Pick out the lines containing "Sales".
* start *
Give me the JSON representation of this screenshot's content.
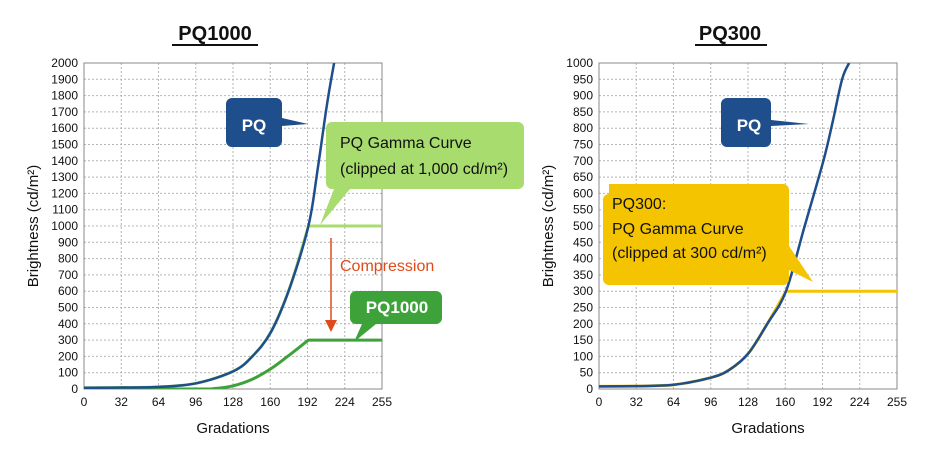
{
  "chart_data": [
    {
      "type": "line",
      "title": "PQ1000",
      "xlabel": "Gradations",
      "ylabel": "Brightness (cd/m²)",
      "xlim": [
        0,
        255
      ],
      "ylim": [
        0,
        2000
      ],
      "xticks": [
        "0",
        "32",
        "64",
        "96",
        "128",
        "160",
        "192",
        "224",
        "255"
      ],
      "yticks": [
        "0",
        "100",
        "200",
        "300",
        "400",
        "500",
        "600",
        "700",
        "800",
        "900",
        "1000",
        "1100",
        "1200",
        "1300",
        "1400",
        "1500",
        "1600",
        "1700",
        "1800",
        "1900",
        "2000"
      ],
      "grid": true,
      "series": [
        {
          "name": "PQ",
          "color": "#1f4e8c",
          "x": [
            0,
            32,
            64,
            96,
            128,
            144,
            160,
            176,
            192,
            200,
            208,
            214
          ],
          "y": [
            8,
            9,
            13,
            35,
            110,
            200,
            350,
            620,
            1000,
            1350,
            1750,
            2000
          ]
        },
        {
          "name": "PQ Gamma Curve (clipped at 1,000 cd/m²)",
          "color": "#a8dc6e",
          "x": [
            0,
            32,
            64,
            96,
            128,
            144,
            160,
            176,
            192,
            255
          ],
          "y": [
            8,
            9,
            13,
            35,
            110,
            200,
            350,
            620,
            1000,
            1000
          ]
        },
        {
          "name": "PQ1000",
          "color": "#3ea23a",
          "x": [
            0,
            96,
            112,
            128,
            144,
            160,
            176,
            192,
            255
          ],
          "y": [
            0,
            0,
            3,
            20,
            60,
            125,
            210,
            300,
            300
          ]
        }
      ],
      "annotations": [
        {
          "label": "PQ",
          "style": "box",
          "color": "#1f4e8c",
          "text_color": "#ffffff"
        },
        {
          "label_lines": [
            "PQ Gamma Curve",
            "(clipped at 1,000 cd/m²)"
          ],
          "style": "box",
          "color": "#a8dc6e",
          "text_color": "#111111"
        },
        {
          "label": "PQ1000",
          "style": "box",
          "color": "#3ea23a",
          "text_color": "#ffffff"
        },
        {
          "label": "Compression",
          "style": "arrow",
          "color": "#e04a1a"
        }
      ]
    },
    {
      "type": "line",
      "title": "PQ300",
      "xlabel": "Gradations",
      "ylabel": "Brightness (cd/m²)",
      "xlim": [
        0,
        255
      ],
      "ylim": [
        0,
        1000
      ],
      "xticks": [
        "0",
        "32",
        "64",
        "96",
        "128",
        "160",
        "192",
        "224",
        "255"
      ],
      "yticks": [
        "0",
        "50",
        "100",
        "150",
        "200",
        "250",
        "300",
        "350",
        "400",
        "450",
        "500",
        "550",
        "600",
        "650",
        "700",
        "750",
        "800",
        "850",
        "900",
        "950",
        "1000"
      ],
      "grid": true,
      "series": [
        {
          "name": "PQ",
          "color": "#1f4e8c",
          "x": [
            0,
            32,
            64,
            96,
            112,
            128,
            144,
            160,
            176,
            192,
            200,
            208,
            214
          ],
          "y": [
            8,
            9,
            13,
            35,
            60,
            110,
            200,
            300,
            500,
            700,
            820,
            950,
            1000
          ]
        },
        {
          "name": "PQ300: PQ Gamma Curve (clipped at 300 cd/m²)",
          "color": "#f5c400",
          "x": [
            0,
            32,
            64,
            96,
            112,
            128,
            144,
            160,
            255
          ],
          "y": [
            8,
            9,
            13,
            35,
            60,
            110,
            200,
            300,
            300
          ]
        }
      ],
      "annotations": [
        {
          "label": "PQ",
          "style": "box",
          "color": "#1f4e8c",
          "text_color": "#ffffff"
        },
        {
          "label_lines": [
            "PQ300:",
            "PQ Gamma Curve",
            "(clipped at 300 cd/m²)"
          ],
          "style": "box",
          "color": "#f5c400",
          "text_color": "#111111"
        }
      ]
    }
  ]
}
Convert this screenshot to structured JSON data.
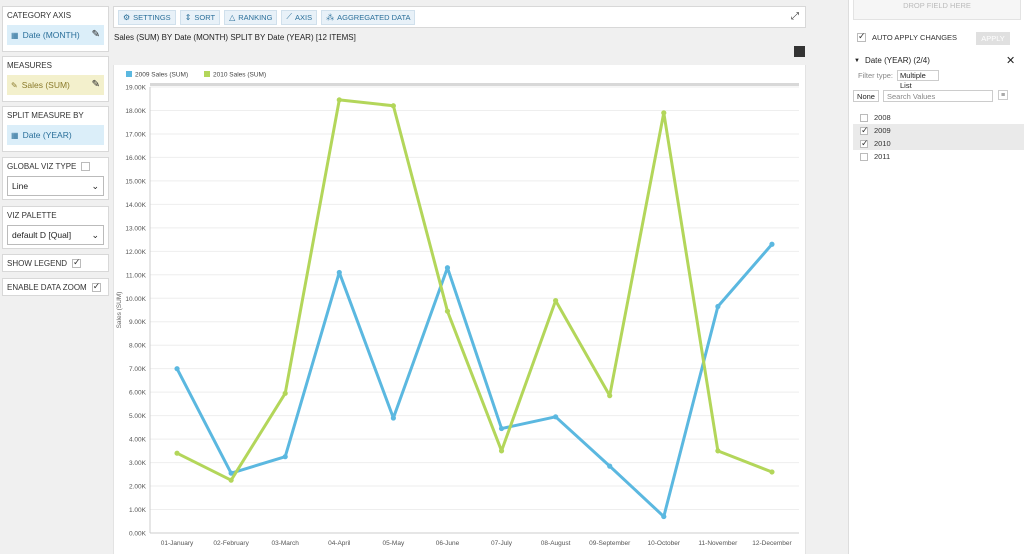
{
  "left_panel": {
    "category_axis": {
      "header": "CATEGORY AXIS",
      "value": "Date (MONTH)"
    },
    "measures": {
      "header": "MEASURES",
      "value": "Sales (SUM)"
    },
    "split_measure_by": {
      "header": "SPLIT MEASURE BY",
      "value": "Date (YEAR)"
    },
    "global_viz_type": {
      "header": "GLOBAL VIZ TYPE",
      "value": "Line"
    },
    "viz_palette": {
      "header": "VIZ PALETTE",
      "value": "default D [Qual]"
    },
    "show_legend": {
      "label": "SHOW LEGEND",
      "checked": true
    },
    "enable_data_zoom": {
      "label": "ENABLE DATA ZOOM",
      "checked": true
    }
  },
  "toolbar": {
    "settings": "SETTINGS",
    "sort": "SORT",
    "ranking": "RANKING",
    "axis": "AXIS",
    "aggregated": "AGGREGATED DATA"
  },
  "chart_title": "Sales (SUM) BY Date (MONTH) SPLIT BY Date (YEAR) [12 ITEMS]",
  "colors": {
    "series_2009": "#5bb8e0",
    "series_2010": "#b3d65a",
    "accent": "#2a6f9a"
  },
  "chart_data": {
    "type": "line",
    "ylabel": "Sales (SUM)",
    "ylim": [
      0,
      19000
    ],
    "ytick_step": 1000,
    "legend_position": "top-left",
    "grid": true,
    "categories": [
      "01-January",
      "02-February",
      "03-March",
      "04-April",
      "05-May",
      "06-June",
      "07-July",
      "08-August",
      "09-September",
      "10-October",
      "11-November",
      "12-December"
    ],
    "series": [
      {
        "name": "2009 Sales (SUM)",
        "values": [
          7000,
          2550,
          3250,
          11100,
          4900,
          11300,
          4450,
          4950,
          2850,
          700,
          9650,
          12300
        ]
      },
      {
        "name": "2010 Sales (SUM)",
        "values": [
          3400,
          2250,
          5950,
          18450,
          18200,
          9450,
          3500,
          9900,
          5850,
          17900,
          3500,
          2600
        ]
      }
    ]
  },
  "right_panel": {
    "drop_field": "DROP FIELD HERE",
    "auto_apply": "AUTO APPLY CHANGES",
    "apply": "APPLY",
    "filter_title": "Date (YEAR) (2/4)",
    "filter_type_label": "Filter type:",
    "filter_type_value": "Multiple List",
    "none_btn": "None",
    "search_placeholder": "Search Values",
    "items": [
      {
        "label": "2008",
        "checked": false
      },
      {
        "label": "2009",
        "checked": true
      },
      {
        "label": "2010",
        "checked": true
      },
      {
        "label": "2011",
        "checked": false
      }
    ]
  }
}
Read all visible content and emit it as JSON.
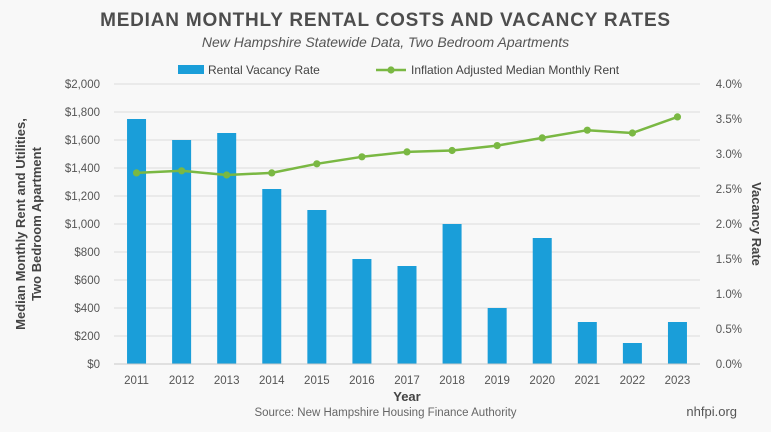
* end *
* Correct result
      "value": "Sales (SUM)"
  "chart_title": "Sales (SUM) BY Date (MONTH) SPLIT BY Date (YEAR) [12 ITEMS]",
    "ylabel": "Sales (SUM)",
        "name": "2009 Sales (SUM)",
        "name": "2010 Sales (SUM)",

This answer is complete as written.